» **REQUIRED WORK**: Keep the images out and copy every entry below exactly.

» **THE RECORDS**:
++++++++++

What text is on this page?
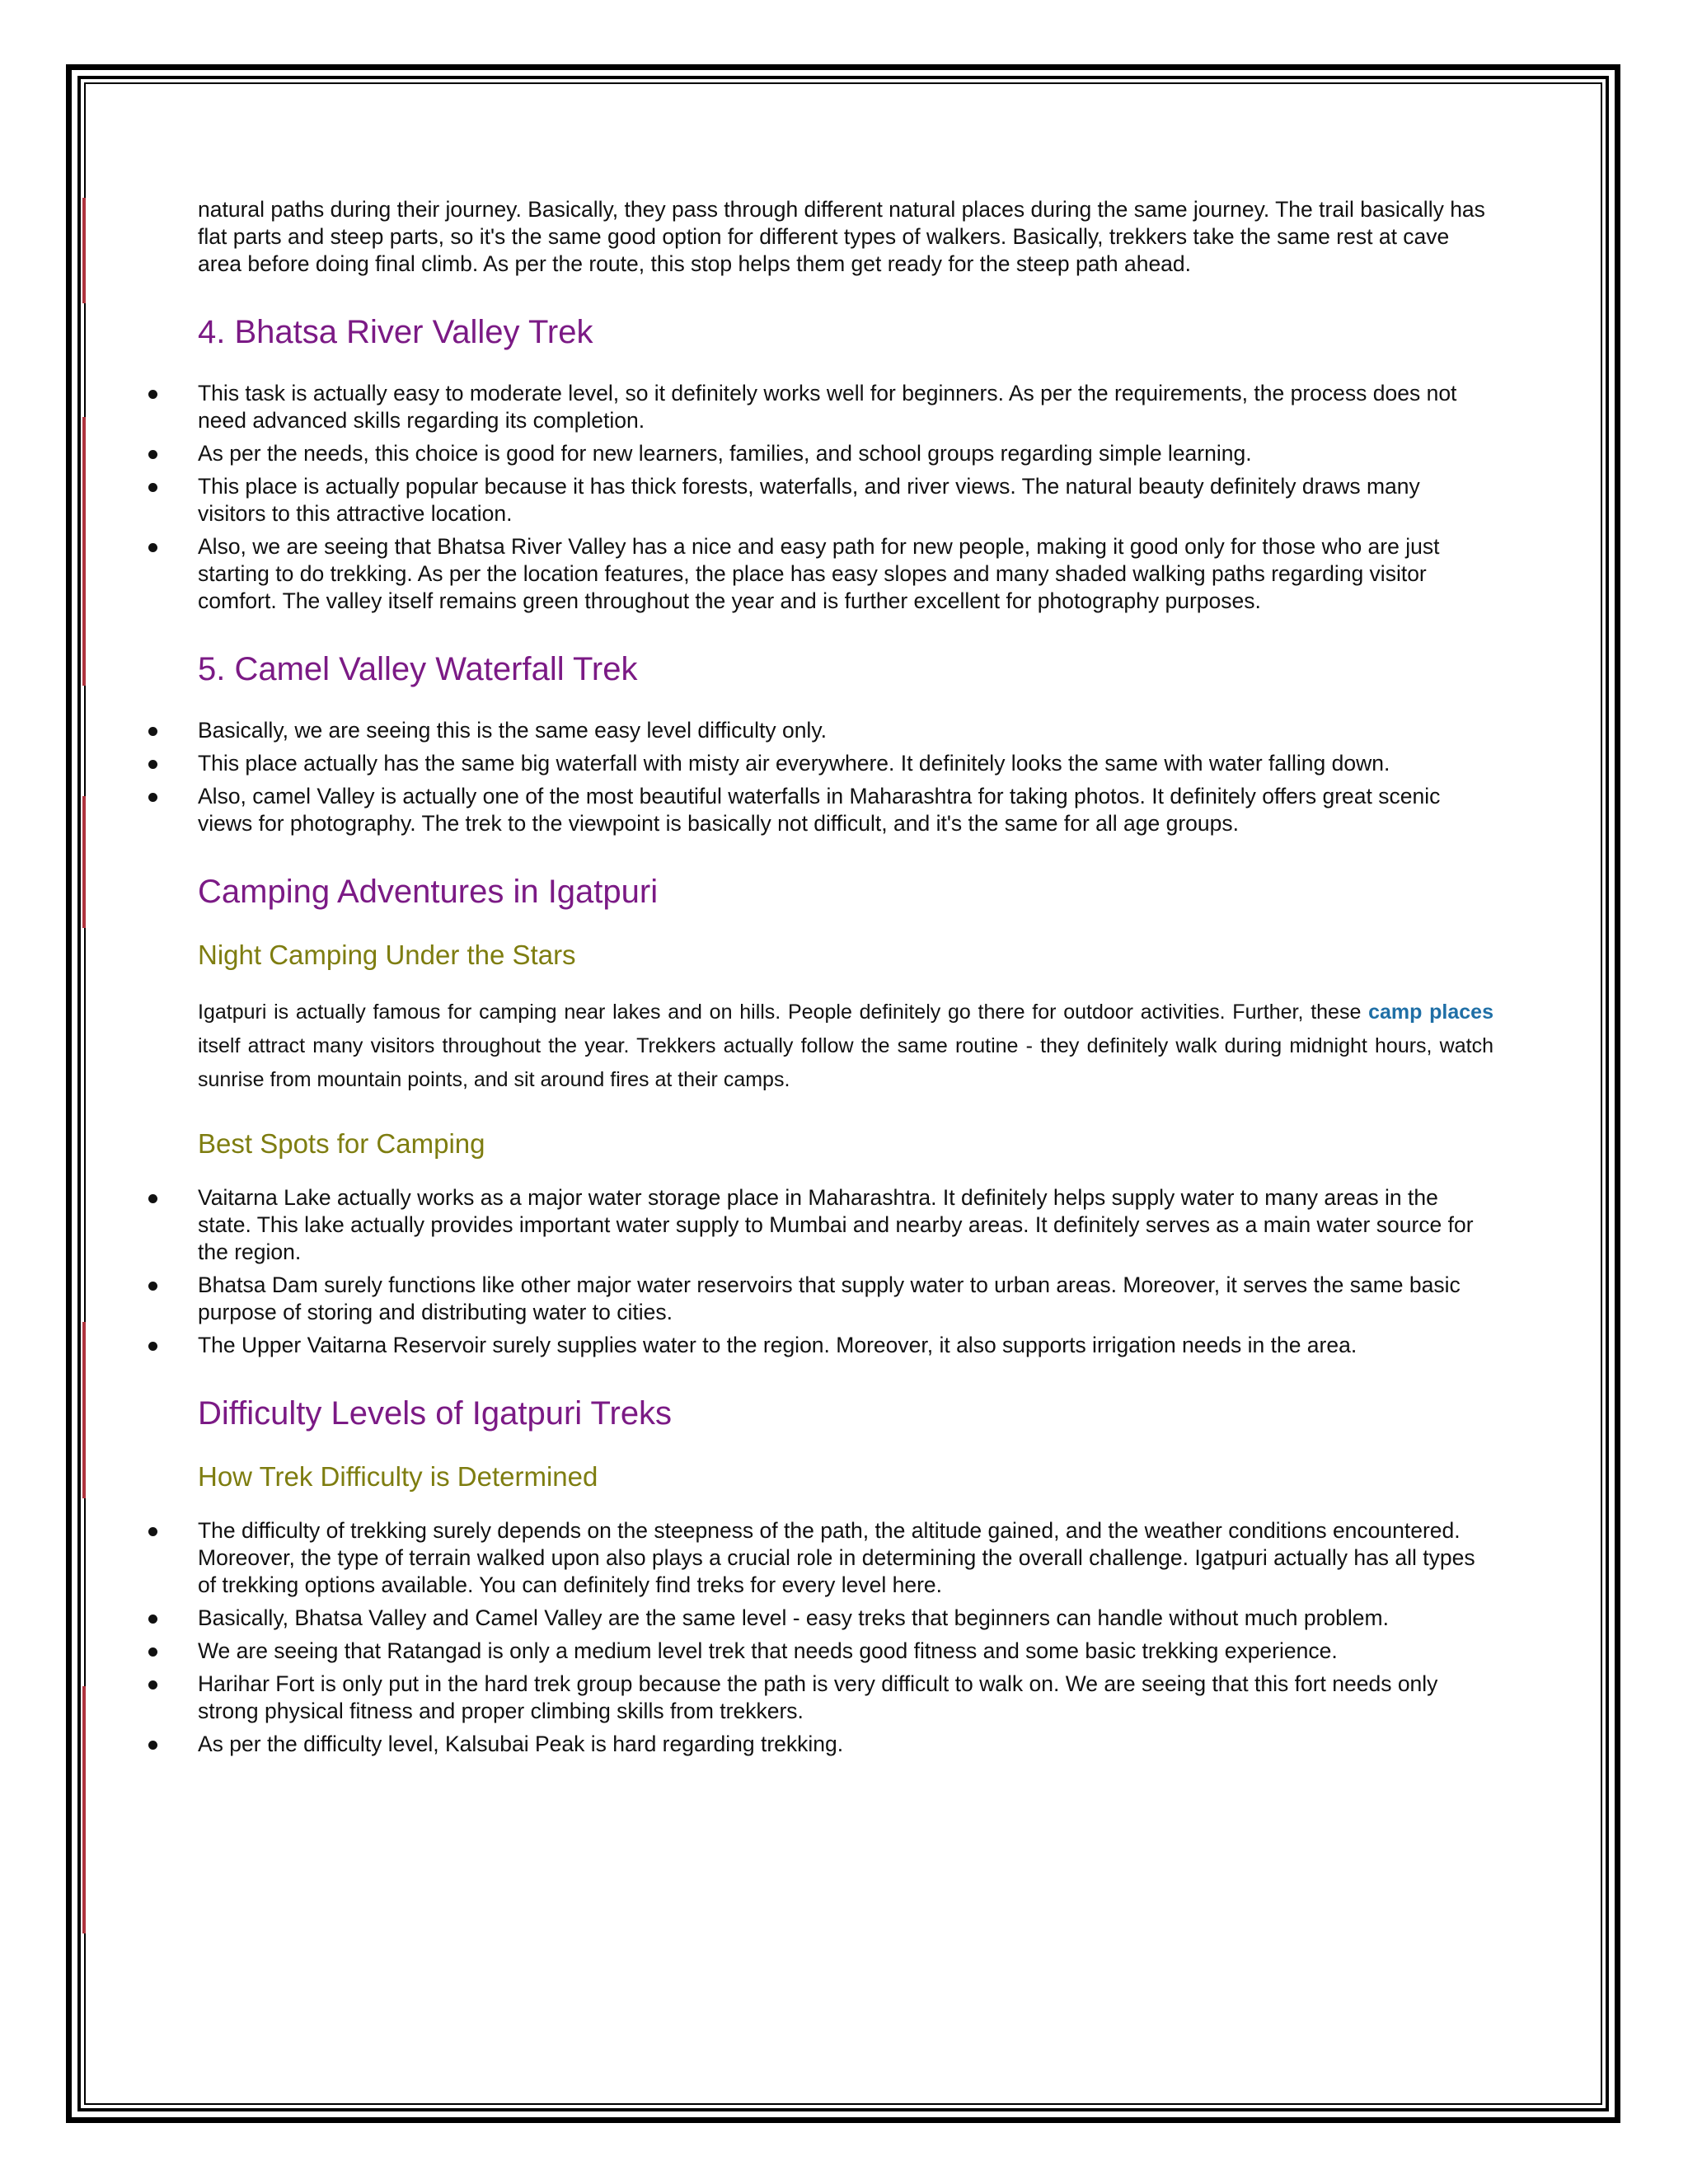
natural paths during their journey. Basically, they pass through different natural places during the same journey. The trail basically has flat parts and steep parts, so it's the same good option for different types of walkers. Basically, trekkers take the same rest at cave area before doing final climb. As per the route, this stop helps them get ready for the steep path ahead.

4. Bhatsa River Valley Trek
This task is actually easy to moderate level, so it definitely works well for beginners. As per the requirements, the process does not need advanced skills regarding its completion.
As per the needs, this choice is good for new learners, families, and school groups regarding simple learning.
This place is actually popular because it has thick forests, waterfalls, and river views. The natural beauty definitely draws many visitors to this attractive location.
Also, we are seeing that Bhatsa River Valley has a nice and easy path for new people, making it good only for those who are just starting to do trekking. As per the location features, the place has easy slopes and many shaded walking paths regarding visitor comfort. The valley itself remains green throughout the year and is further excellent for photography purposes.
5. Camel Valley Waterfall Trek
Basically, we are seeing this is the same easy level difficulty only.
This place actually has the same big waterfall with misty air everywhere. It definitely looks the same with water falling down.
Also, camel Valley is actually one of the most beautiful waterfalls in Maharashtra for taking photos. It definitely offers great scenic views for photography. The trek to the viewpoint is basically not difficult, and it's the same for all age groups.
Camping Adventures in Igatpuri
Night Camping Under the Stars

Igatpuri is actually famous for camping near lakes and on hills. People definitely go there for outdoor activities. Further, these camp places itself attract many visitors throughout the year. Trekkers actually follow the same routine - they definitely walk during midnight hours, watch sunrise from mountain points, and sit around fires at their camps.

Best Spots for Camping
Vaitarna Lake actually works as a major water storage place in Maharashtra. It definitely helps supply water to many areas in the state. This lake actually provides important water supply to Mumbai and nearby areas. It definitely serves as a main water source for the region.
Bhatsa Dam surely functions like other major water reservoirs that supply water to urban areas. Moreover, it serves the same basic purpose of storing and distributing water to cities.
The Upper Vaitarna Reservoir surely supplies water to the region. Moreover, it also supports irrigation needs in the area.
Difficulty Levels of Igatpuri Treks
How Trek Difficulty is Determined
The difficulty of trekking surely depends on the steepness of the path, the altitude gained, and the weather conditions encountered. Moreover, the type of terrain walked upon also plays a crucial role in determining the overall challenge. Igatpuri actually has all types of trekking options available. You can definitely find treks for every level here.
Basically, Bhatsa Valley and Camel Valley are the same level - easy treks that beginners can handle without much problem.
We are seeing that Ratangad is only a medium level trek that needs good fitness and some basic trekking experience.
Harihar Fort is only put in the hard trek group because the path is very difficult to walk on. We are seeing that this fort needs only strong physical fitness and proper climbing skills from trekkers.
As per the difficulty level, Kalsubai Peak is hard regarding trekking.
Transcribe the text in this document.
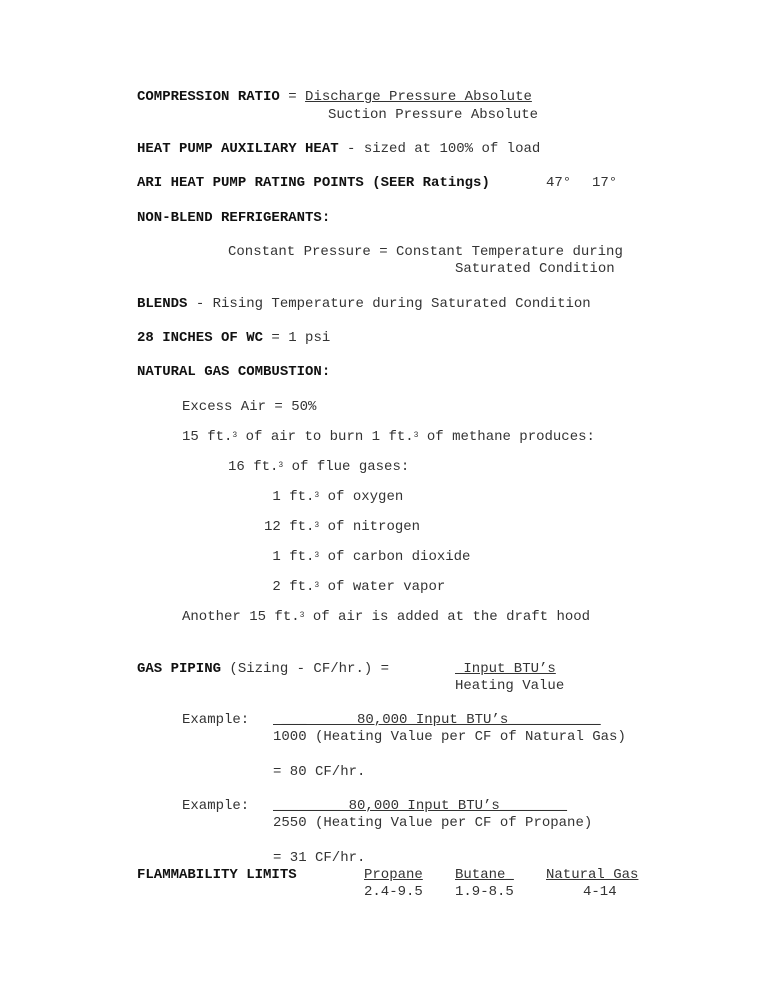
COMPRESSION RATIO = Discharge Pressure Absolute
Suction Pressure Absolute
HEAT PUMP AUXILIARY HEAT - sized at 100% of load
ARI HEAT PUMP RATING POINTS (SEER Ratings)	47° 17°
NON-BLEND REFRIGERANTS:
Constant Pressure = Constant Temperature during
Saturated Condition
BLENDS - Rising Temperature during Saturated Condition
28 INCHES OF WC = 1 psi
NATURAL GAS COMBUSTION:
Excess Air = 50%
15 ft.$^3$ of air to burn 1 ft.$^3$ of methane produces:
16 ft.$^3$ of flue gases:
1 ft.$^3$ of oxygen
12 ft.$^3$ of nitrogen
1 ft.$^3$ of carbon dioxide
2 ft.$^3$ of water vapor
Another 15 ft.$^3$ of air is added at the draft hood
GAS PIPING (Sizing - CF/hr.) =	Input BTU’s
Heating Value
Example: ___      80,000 Input BTU’s___________
1000 (Heating Value per CF of Natural Gas)
= 80 CF/hr.
Example: ________ 80,000 Input BTU’s________
2550 (Heating Value per CF of Propane)
= 31 CF/hr.
FLAMMABILITY LIMITS	Propane Butane_ Natural Gas
2.4-9.5 1.9-8.5	4-14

++++++++++

» **RESULT OF THIS TASK**:
What text is on this page?
natural paths during their journey. Basically, they pass through different natural places during the same journey. The trail basically has flat parts and steep parts, so it's the same good option for different types of walkers. Basically, trekkers take the same rest at cave area before doing final climb. As per the route, this stop helps them get ready for the steep path ahead.

4. Bhatsa River Valley Trek
This task is actually easy to moderate level, so it definitely works well for beginners. As per the requirements, the process does not need advanced skills regarding its completion.
As per the needs, this choice is good for new learners, families, and school groups regarding simple learning.
This place is actually popular because it has thick forests, waterfalls, and river views. The natural beauty definitely draws many visitors to this attractive location.
Also, we are seeing that Bhatsa River Valley has a nice and easy path for new people, making it good only for those who are just starting to do trekking. As per the location features, the place has easy slopes and many shaded walking paths regarding visitor comfort. The valley itself remains green throughout the year and is further excellent for photography purposes.
5. Camel Valley Waterfall Trek
Basically, we are seeing this is the same easy level difficulty only.
This place actually has the same big waterfall with misty air everywhere. It definitely looks the same with water falling down.
Also, camel Valley is actually one of the most beautiful waterfalls in Maharashtra for taking photos. It definitely offers great scenic views for photography. The trek to the viewpoint is basically not difficult, and it's the same for all age groups.
Camping Adventures in Igatpuri
Night Camping Under the Stars

Igatpuri is actually famous for camping near lakes and on hills. People definitely go there for outdoor activities. Further, these camp places itself attract many visitors throughout the year. Trekkers actually follow the same routine - they definitely walk during midnight hours, watch sunrise from mountain points, and sit around fires at their camps.

Best Spots for Camping
Vaitarna Lake actually works as a major water storage place in Maharashtra. It definitely helps supply water to many areas in the state. This lake actually provides important water supply to Mumbai and nearby areas. It definitely serves as a main water source for the region.
Bhatsa Dam surely functions like other major water reservoirs that supply water to urban areas. Moreover, it serves the same basic purpose of storing and distributing water to cities.
The Upper Vaitarna Reservoir surely supplies water to the region. Moreover, it also supports irrigation needs in the area.
Difficulty Levels of Igatpuri Treks
How Trek Difficulty is Determined
The difficulty of trekking surely depends on the steepness of the path, the altitude gained, and the weather conditions encountered. Moreover, the type of terrain walked upon also plays a crucial role in determining the overall challenge. Igatpuri actually has all types of trekking options available. You can definitely find treks for every level here.
Basically, Bhatsa Valley and Camel Valley are the same level - easy treks that beginners can handle without much problem.
We are seeing that Ratangad is only a medium level trek that needs good fitness and some basic trekking experience.
Harihar Fort is only put in the hard trek group because the path is very difficult to walk on. We are seeing that this fort needs only strong physical fitness and proper climbing skills from trekkers.
As per the difficulty level, Kalsubai Peak is hard regarding trekking.
Transcribe the text in this document.
COMPRESSION RATIO = Discharge Pressure Absolute
Suction Pressure Absolute
HEAT PUMP AUXILIARY HEAT - sized at 100% of load
ARI HEAT PUMP RATING POINTS (SEER Ratings)	47° 17°
NON-BLEND REFRIGERANTS:
Constant Pressure = Constant Temperature during
Saturated Condition
BLENDS - Rising Temperature during Saturated Condition
28 INCHES OF WC = 1 psi
NATURAL GAS COMBUSTION:
Excess Air = 50%
15 ft.$^3$ of air to burn 1 ft.$^3$ of methane produces:
16 ft.$^3$ of flue gases:
1 ft.$^3$ of oxygen
12 ft.$^3$ of nitrogen
1 ft.$^3$ of carbon dioxide
2 ft.$^3$ of water vapor
Another 15 ft.$^3$ of air is added at the draft hood
GAS PIPING (Sizing - CF/hr.) =	Input BTU’s
Heating Value
Example: ___      80,000 Input BTU’s___________
1000 (Heating Value per CF of Natural Gas)
= 80 CF/hr.
Example: ________ 80,000 Input BTU’s________
2550 (Heating Value per CF of Propane)
= 31 CF/hr.
FLAMMABILITY LIMITS	Propane Butane_ Natural Gas
2.4-9.5 1.9-8.5	4-14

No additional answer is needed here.